▶

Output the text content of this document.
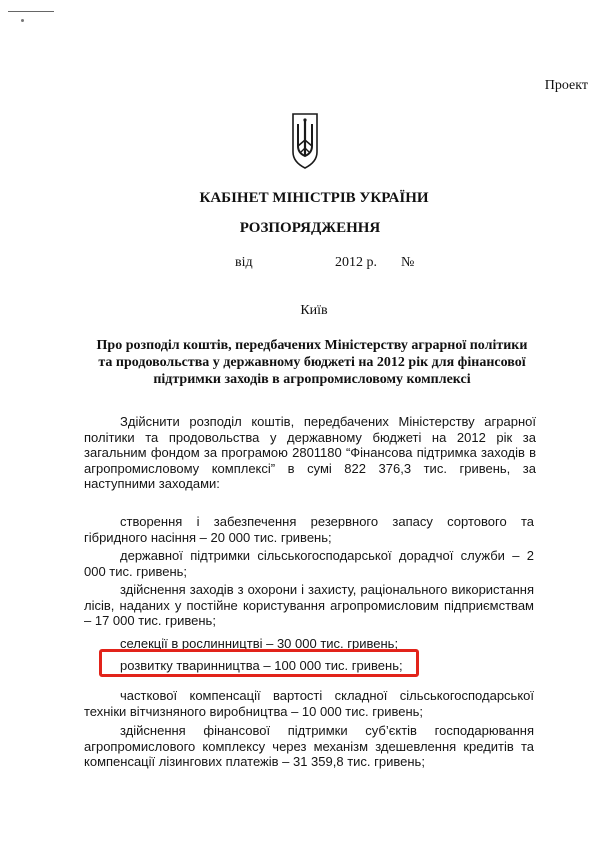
Проект
КАБІНЕТ МІНІСТРІВ УКРАЇНИ
РОЗПОРЯДЖЕННЯ
від	2012 р. №
Київ
Про розподіл коштів, передбачених Міністерству аграрної політики та продовольства у державному бюджеті на 2012 рік для фінансової підтримки заходів в агропромисловому комплексі
Здійснити розподіл коштів, передбачених Міністерству аграрної політики та продовольства у державному бюджеті на 2012 рік за загальним фондом за програмою 2801180 “Фінансова підтримка заходів в агропромисловому комплексі” в сумі 822 376,3 тис. гривень, за наступними заходами:
створення і забезпечення резервного запасу сортового та гібридного насіння – 20 000 тис. гривень;
державної підтримки сільськогосподарської дорадчої служби – 2 000 тис. гривень;
здійснення заходів з охорони і захисту, раціонального використання лісів, наданих у постійне користування агропромисловим підприємствам – 17 000 тис. гривень;
селекції в рослинництві – 30 000 тис. гривень;
розвитку тваринництва – 100 000 тис. гривень;
часткової компенсації вартості складної сільськогосподарської техніки вітчизняного виробництва – 10 000 тис. гривень;
здійснення фінансової підтримки суб’єктів господарювання агропромислового комплексу через механізм здешевлення кредитів та компенсації лізингових платежів – 31 359,8 тис. гривень;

◀

=== Short exercise ===
From the entries above, extract every line where the word "компенсації" appears.

=== Answer to the problem ===
часткової компенсації вартості складної сільськогосподарської техніки вітчизняного виробництва – 10 000 тис. гривень;
здійснення фінансової підтримки суб’єктів господарювання агропромислового комплексу через механізм здешевлення кредитів та компенсації лізингових платежів – 31 359,8 тис. гривень;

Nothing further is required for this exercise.